**Work to complete**.
Transcribe the listing in full, excluding any pictures.

<<<<

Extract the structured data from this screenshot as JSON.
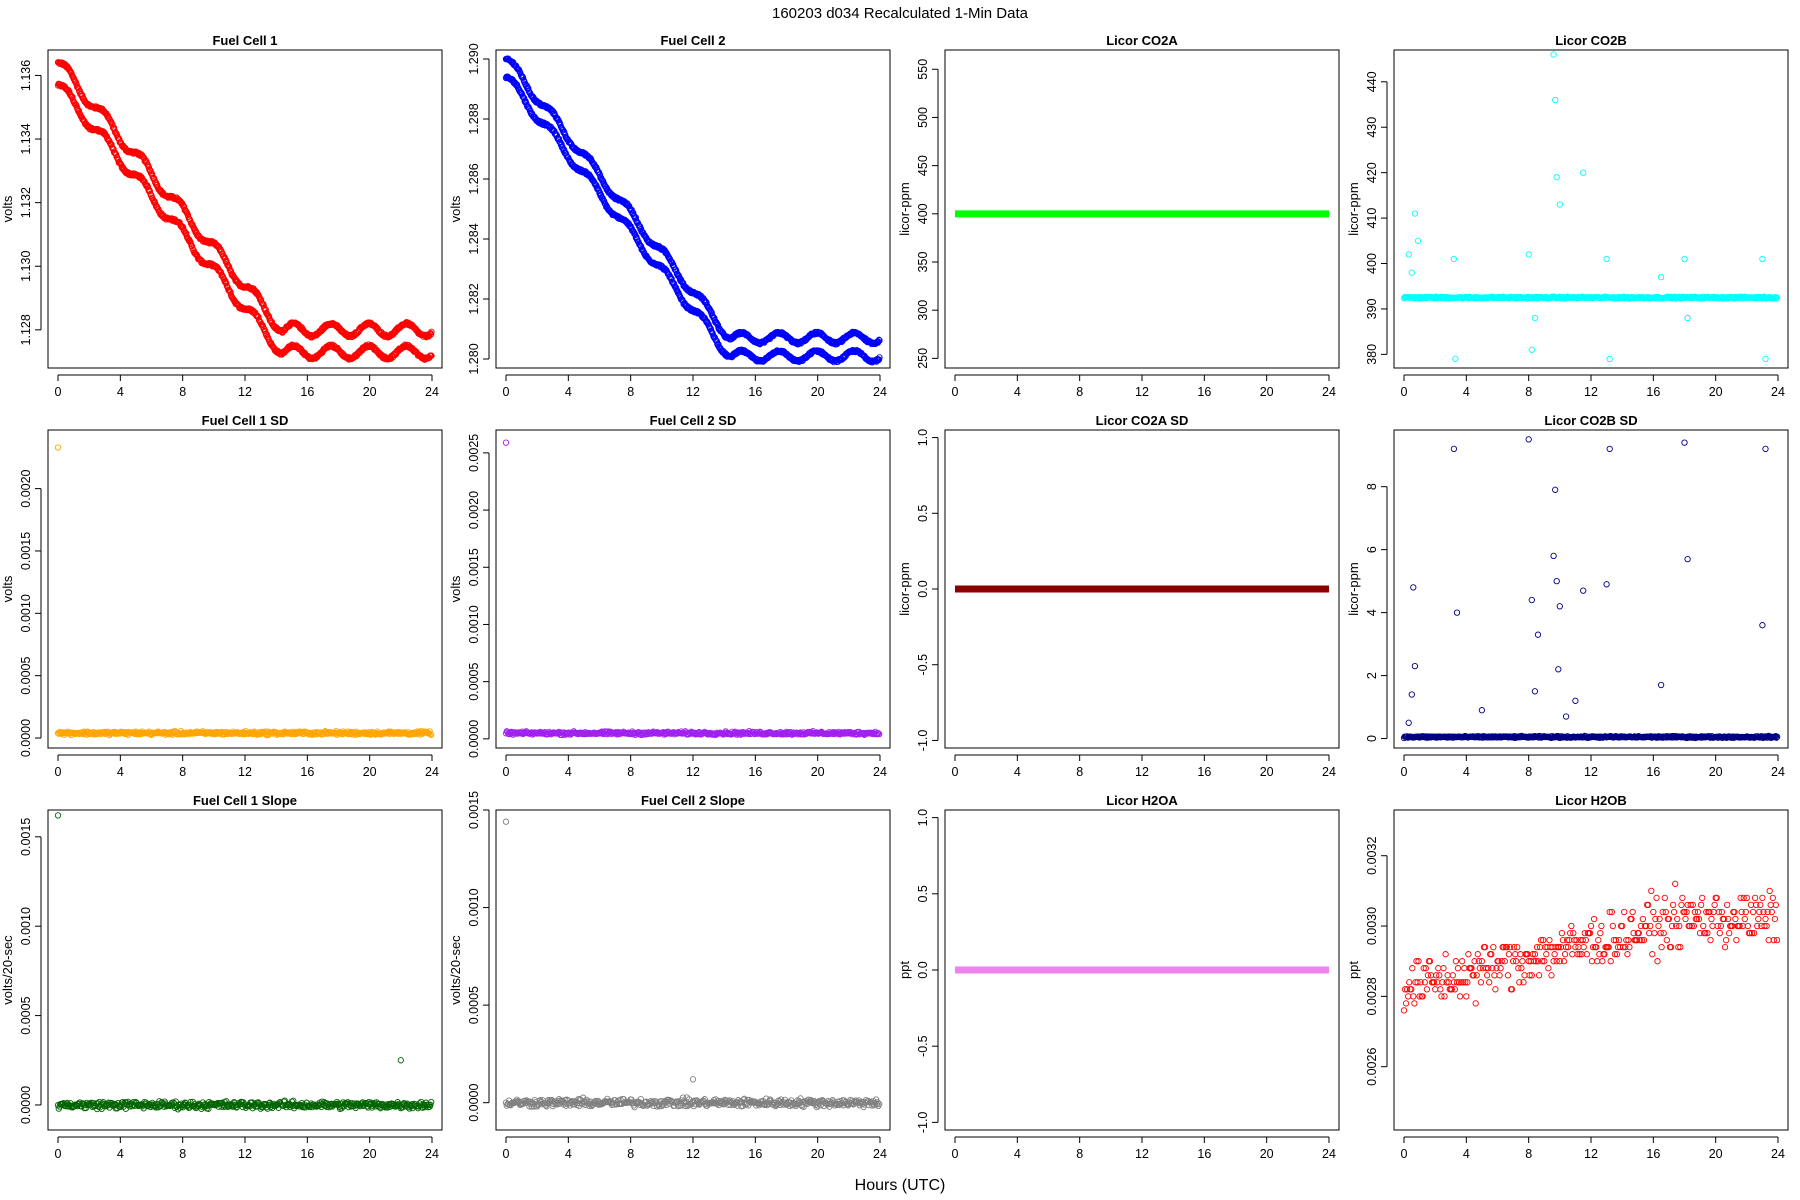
{
  "chart_data": {
    "type": "scatter",
    "title": "160203   d034   Recalculated 1-Min Data",
    "xlabel": "Hours (UTC)",
    "x_ticks": [
      "0",
      "4",
      "8",
      "12",
      "16",
      "20",
      "24"
    ],
    "xlim": [
      0,
      24
    ],
    "panels": [
      {
        "id": "fc1",
        "title": "Fuel Cell 1",
        "ylabel": "volts",
        "color": "#ff0000",
        "ylim": [
          1.1268,
          1.1368
        ],
        "yticks": [
          1.128,
          1.13,
          1.132,
          1.134,
          1.136
        ],
        "ytick_labels": [
          "1.128",
          "1.130",
          "1.132",
          "1.134",
          "1.136"
        ],
        "pattern": "fuelcell",
        "series_hi": 1.1364,
        "series_lo": 1.1361,
        "series_end": 1.128,
        "band": 0.0007
      },
      {
        "id": "fc2",
        "title": "Fuel Cell 2",
        "ylabel": "volts",
        "color": "#0000ff",
        "ylim": [
          1.2797,
          1.2903
        ],
        "yticks": [
          1.28,
          1.282,
          1.284,
          1.286,
          1.288,
          1.29
        ],
        "ytick_labels": [
          "1.280",
          "1.282",
          "1.284",
          "1.286",
          "1.288",
          "1.290"
        ],
        "pattern": "fuelcell",
        "series_hi": 1.29,
        "series_lo": 1.2896,
        "series_end": 1.2807,
        "band": 0.0006
      },
      {
        "id": "co2a",
        "title": "Licor CO2A",
        "ylabel": "licor-ppm",
        "color": "#00ff00",
        "ylim": [
          240,
          570
        ],
        "yticks": [
          250,
          300,
          350,
          400,
          450,
          500,
          550
        ],
        "ytick_labels": [
          "250",
          "300",
          "350",
          "400",
          "450",
          "500",
          "550"
        ],
        "pattern": "flat",
        "value": 400
      },
      {
        "id": "co2b",
        "title": "Licor CO2B",
        "ylabel": "licor-ppm",
        "color": "#00ffff",
        "ylim": [
          377,
          447
        ],
        "yticks": [
          380,
          390,
          400,
          410,
          420,
          430,
          440
        ],
        "ytick_labels": [
          "380",
          "390",
          "400",
          "410",
          "420",
          "430",
          "440"
        ],
        "pattern": "baseline_spikes",
        "base": 392.5,
        "spikes_x": [
          0.3,
          0.5,
          0.7,
          0.9,
          3.2,
          3.3,
          8.0,
          8.2,
          8.4,
          9.6,
          9.7,
          9.8,
          10.0,
          11.5,
          13.0,
          13.2,
          16.5,
          18.0,
          18.2,
          23.0,
          23.2
        ],
        "spikes_y": [
          402,
          398,
          411,
          405,
          401,
          379,
          402,
          381,
          388,
          446,
          436,
          419,
          413,
          420,
          401,
          379,
          397,
          401,
          388,
          401,
          379
        ]
      },
      {
        "id": "fc1sd",
        "title": "Fuel Cell 1 SD",
        "ylabel": "volts",
        "color": "#ffa500",
        "ylim": [
          -8e-05,
          0.00247
        ],
        "yticks": [
          0.0,
          0.0005,
          0.001,
          0.0015,
          0.002
        ],
        "ytick_labels": [
          "0.0000",
          "0.0005",
          "0.0010",
          "0.0015",
          "0.0020"
        ],
        "pattern": "noise_low",
        "base": 4e-05,
        "spread": 2e-05,
        "outlier_x": 0.0,
        "outlier_y": 0.00233
      },
      {
        "id": "fc2sd",
        "title": "Fuel Cell 2 SD",
        "ylabel": "volts",
        "color": "#a020f0",
        "ylim": [
          -8e-05,
          0.0027
        ],
        "yticks": [
          0.0,
          0.0005,
          0.001,
          0.0015,
          0.002,
          0.0025
        ],
        "ytick_labels": [
          "0.0000",
          "0.0005",
          "0.0010",
          "0.0015",
          "0.0020",
          "0.0025"
        ],
        "pattern": "noise_low",
        "base": 5e-05,
        "spread": 2e-05,
        "outlier_x": 0.0,
        "outlier_y": 0.00259
      },
      {
        "id": "co2asd",
        "title": "Licor CO2A SD",
        "ylabel": "licor-ppm",
        "color": "#8b0000",
        "ylim": [
          -1.05,
          1.05
        ],
        "yticks": [
          -1.0,
          -0.5,
          0.0,
          0.5,
          1.0
        ],
        "ytick_labels": [
          "-1.0",
          "-0.5",
          "0.0",
          "0.5",
          "1.0"
        ],
        "pattern": "flat",
        "value": 0.0
      },
      {
        "id": "co2bsd",
        "title": "Licor CO2B SD",
        "ylabel": "licor-ppm",
        "color": "#000080",
        "ylim": [
          -0.3,
          9.8
        ],
        "yticks": [
          0,
          2,
          4,
          6,
          8
        ],
        "ytick_labels": [
          "0",
          "2",
          "4",
          "6",
          "8"
        ],
        "pattern": "baseline_spikes",
        "base": 0.05,
        "spikes_x": [
          0.3,
          0.5,
          0.7,
          3.2,
          3.4,
          8.0,
          8.2,
          8.4,
          9.6,
          9.7,
          9.8,
          10.0,
          11.5,
          13.0,
          13.2,
          16.5,
          18.0,
          18.2,
          23.0,
          23.2,
          0.6,
          5.0,
          8.6,
          9.9,
          10.4,
          11.0
        ],
        "spikes_y": [
          0.5,
          1.4,
          2.3,
          9.2,
          4.0,
          9.5,
          4.4,
          1.5,
          5.8,
          7.9,
          5.0,
          4.2,
          4.7,
          4.9,
          9.2,
          1.7,
          9.4,
          5.7,
          3.6,
          9.2,
          4.8,
          0.9,
          3.3,
          2.2,
          0.7,
          1.2
        ]
      },
      {
        "id": "fc1slope",
        "title": "Fuel Cell 1 Slope",
        "ylabel": "volts/20-sec",
        "color": "#006400",
        "ylim": [
          -0.00014,
          0.00165
        ],
        "yticks": [
          0.0,
          0.0005,
          0.001,
          0.0015
        ],
        "ytick_labels": [
          "0.0000",
          "0.0005",
          "0.0010",
          "0.0015"
        ],
        "pattern": "noise_zero",
        "spread": 3e-05,
        "outlier_x": 0.0,
        "outlier_y": 0.00162,
        "outlier2_x": 22.0,
        "outlier2_y": 0.00025
      },
      {
        "id": "fc2slope",
        "title": "Fuel Cell 2 Slope",
        "ylabel": "volts/20-sec",
        "color": "#808080",
        "ylim": [
          -0.00014,
          0.0015
        ],
        "yticks": [
          0.0,
          0.0005,
          0.001,
          0.0015
        ],
        "ytick_labels": [
          "0.0000",
          "0.0005",
          "0.0010",
          "0.0015"
        ],
        "pattern": "noise_zero",
        "spread": 3e-05,
        "outlier_x": 0.0,
        "outlier_y": 0.00144,
        "outlier2_x": 12.0,
        "outlier2_y": 0.00012
      },
      {
        "id": "h2oa",
        "title": "Licor H2OA",
        "ylabel": "ppt",
        "color": "#ee82ee",
        "ylim": [
          -1.05,
          1.05
        ],
        "yticks": [
          -1.0,
          -0.5,
          0.0,
          0.5,
          1.0
        ],
        "ytick_labels": [
          "-1.0",
          "-0.5",
          "0.0",
          "0.5",
          "1.0"
        ],
        "pattern": "flat",
        "value": 0.0
      },
      {
        "id": "h2ob",
        "title": "Licor H2OB",
        "ylabel": "ppt",
        "color": "#ff0000",
        "ylim": [
          0.00242,
          0.00333
        ],
        "yticks": [
          0.0026,
          0.0028,
          0.003,
          0.0032
        ],
        "ytick_labels": [
          "0.0026",
          "0.0028",
          "0.0030",
          "0.0032"
        ],
        "pattern": "quantized",
        "level_start": 0.00282,
        "level_end": 0.00302,
        "step": 2e-05,
        "spread": 0.00011
      }
    ]
  }
}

>>>>

**Written response**.
Extract the structured data from this screenshot as JSON.
{
  "chart_data": {
    "type": "scatter",
    "title": "160203   d034   Recalculated 1-Min Data",
    "xlabel": "Hours (UTC)",
    "x_ticks": [
      "0",
      "4",
      "8",
      "12",
      "16",
      "20",
      "24"
    ],
    "xlim": [
      0,
      24
    ],
    "panels": [
      {
        "id": "fc1",
        "title": "Fuel Cell 1",
        "ylabel": "volts",
        "color": "#ff0000",
        "ylim": [
          1.1268,
          1.1368
        ],
        "yticks": [
          1.128,
          1.13,
          1.132,
          1.134,
          1.136
        ],
        "ytick_labels": [
          "1.128",
          "1.130",
          "1.132",
          "1.134",
          "1.136"
        ],
        "pattern": "fuelcell",
        "series_hi": 1.1364,
        "series_lo": 1.1361,
        "series_end": 1.128,
        "band": 0.0007
      },
      {
        "id": "fc2",
        "title": "Fuel Cell 2",
        "ylabel": "volts",
        "color": "#0000ff",
        "ylim": [
          1.2797,
          1.2903
        ],
        "yticks": [
          1.28,
          1.282,
          1.284,
          1.286,
          1.288,
          1.29
        ],
        "ytick_labels": [
          "1.280",
          "1.282",
          "1.284",
          "1.286",
          "1.288",
          "1.290"
        ],
        "pattern": "fuelcell",
        "series_hi": 1.29,
        "series_lo": 1.2896,
        "series_end": 1.2807,
        "band": 0.0006
      },
      {
        "id": "co2a",
        "title": "Licor CO2A",
        "ylabel": "licor-ppm",
        "color": "#00ff00",
        "ylim": [
          240,
          570
        ],
        "yticks": [
          250,
          300,
          350,
          400,
          450,
          500,
          550
        ],
        "ytick_labels": [
          "250",
          "300",
          "350",
          "400",
          "450",
          "500",
          "550"
        ],
        "pattern": "flat",
        "value": 400
      },
      {
        "id": "co2b",
        "title": "Licor CO2B",
        "ylabel": "licor-ppm",
        "color": "#00ffff",
        "ylim": [
          377,
          447
        ],
        "yticks": [
          380,
          390,
          400,
          410,
          420,
          430,
          440
        ],
        "ytick_labels": [
          "380",
          "390",
          "400",
          "410",
          "420",
          "430",
          "440"
        ],
        "pattern": "baseline_spikes",
        "base": 392.5,
        "spikes_x": [
          0.3,
          0.5,
          0.7,
          0.9,
          3.2,
          3.3,
          8.0,
          8.2,
          8.4,
          9.6,
          9.7,
          9.8,
          10.0,
          11.5,
          13.0,
          13.2,
          16.5,
          18.0,
          18.2,
          23.0,
          23.2
        ],
        "spikes_y": [
          402,
          398,
          411,
          405,
          401,
          379,
          402,
          381,
          388,
          446,
          436,
          419,
          413,
          420,
          401,
          379,
          397,
          401,
          388,
          401,
          379
        ]
      },
      {
        "id": "fc1sd",
        "title": "Fuel Cell 1 SD",
        "ylabel": "volts",
        "color": "#ffa500",
        "ylim": [
          -8e-05,
          0.00247
        ],
        "yticks": [
          0.0,
          0.0005,
          0.001,
          0.0015,
          0.002
        ],
        "ytick_labels": [
          "0.0000",
          "0.0005",
          "0.0010",
          "0.0015",
          "0.0020"
        ],
        "pattern": "noise_low",
        "base": 4e-05,
        "spread": 2e-05,
        "outlier_x": 0.0,
        "outlier_y": 0.00233
      },
      {
        "id": "fc2sd",
        "title": "Fuel Cell 2 SD",
        "ylabel": "volts",
        "color": "#a020f0",
        "ylim": [
          -8e-05,
          0.0027
        ],
        "yticks": [
          0.0,
          0.0005,
          0.001,
          0.0015,
          0.002,
          0.0025
        ],
        "ytick_labels": [
          "0.0000",
          "0.0005",
          "0.0010",
          "0.0015",
          "0.0020",
          "0.0025"
        ],
        "pattern": "noise_low",
        "base": 5e-05,
        "spread": 2e-05,
        "outlier_x": 0.0,
        "outlier_y": 0.00259
      },
      {
        "id": "co2asd",
        "title": "Licor CO2A SD",
        "ylabel": "licor-ppm",
        "color": "#8b0000",
        "ylim": [
          -1.05,
          1.05
        ],
        "yticks": [
          -1.0,
          -0.5,
          0.0,
          0.5,
          1.0
        ],
        "ytick_labels": [
          "-1.0",
          "-0.5",
          "0.0",
          "0.5",
          "1.0"
        ],
        "pattern": "flat",
        "value": 0.0
      },
      {
        "id": "co2bsd",
        "title": "Licor CO2B SD",
        "ylabel": "licor-ppm",
        "color": "#000080",
        "ylim": [
          -0.3,
          9.8
        ],
        "yticks": [
          0,
          2,
          4,
          6,
          8
        ],
        "ytick_labels": [
          "0",
          "2",
          "4",
          "6",
          "8"
        ],
        "pattern": "baseline_spikes",
        "base": 0.05,
        "spikes_x": [
          0.3,
          0.5,
          0.7,
          3.2,
          3.4,
          8.0,
          8.2,
          8.4,
          9.6,
          9.7,
          9.8,
          10.0,
          11.5,
          13.0,
          13.2,
          16.5,
          18.0,
          18.2,
          23.0,
          23.2,
          0.6,
          5.0,
          8.6,
          9.9,
          10.4,
          11.0
        ],
        "spikes_y": [
          0.5,
          1.4,
          2.3,
          9.2,
          4.0,
          9.5,
          4.4,
          1.5,
          5.8,
          7.9,
          5.0,
          4.2,
          4.7,
          4.9,
          9.2,
          1.7,
          9.4,
          5.7,
          3.6,
          9.2,
          4.8,
          0.9,
          3.3,
          2.2,
          0.7,
          1.2
        ]
      },
      {
        "id": "fc1slope",
        "title": "Fuel Cell 1 Slope",
        "ylabel": "volts/20-sec",
        "color": "#006400",
        "ylim": [
          -0.00014,
          0.00165
        ],
        "yticks": [
          0.0,
          0.0005,
          0.001,
          0.0015
        ],
        "ytick_labels": [
          "0.0000",
          "0.0005",
          "0.0010",
          "0.0015"
        ],
        "pattern": "noise_zero",
        "spread": 3e-05,
        "outlier_x": 0.0,
        "outlier_y": 0.00162,
        "outlier2_x": 22.0,
        "outlier2_y": 0.00025
      },
      {
        "id": "fc2slope",
        "title": "Fuel Cell 2 Slope",
        "ylabel": "volts/20-sec",
        "color": "#808080",
        "ylim": [
          -0.00014,
          0.0015
        ],
        "yticks": [
          0.0,
          0.0005,
          0.001,
          0.0015
        ],
        "ytick_labels": [
          "0.0000",
          "0.0005",
          "0.0010",
          "0.0015"
        ],
        "pattern": "noise_zero",
        "spread": 3e-05,
        "outlier_x": 0.0,
        "outlier_y": 0.00144,
        "outlier2_x": 12.0,
        "outlier2_y": 0.00012
      },
      {
        "id": "h2oa",
        "title": "Licor H2OA",
        "ylabel": "ppt",
        "color": "#ee82ee",
        "ylim": [
          -1.05,
          1.05
        ],
        "yticks": [
          -1.0,
          -0.5,
          0.0,
          0.5,
          1.0
        ],
        "ytick_labels": [
          "-1.0",
          "-0.5",
          "0.0",
          "0.5",
          "1.0"
        ],
        "pattern": "flat",
        "value": 0.0
      },
      {
        "id": "h2ob",
        "title": "Licor H2OB",
        "ylabel": "ppt",
        "color": "#ff0000",
        "ylim": [
          0.00242,
          0.00333
        ],
        "yticks": [
          0.0026,
          0.0028,
          0.003,
          0.0032
        ],
        "ytick_labels": [
          "0.0026",
          "0.0028",
          "0.0030",
          "0.0032"
        ],
        "pattern": "quantized",
        "level_start": 0.00282,
        "level_end": 0.00302,
        "step": 2e-05,
        "spread": 0.00011
      }
    ]
  }
}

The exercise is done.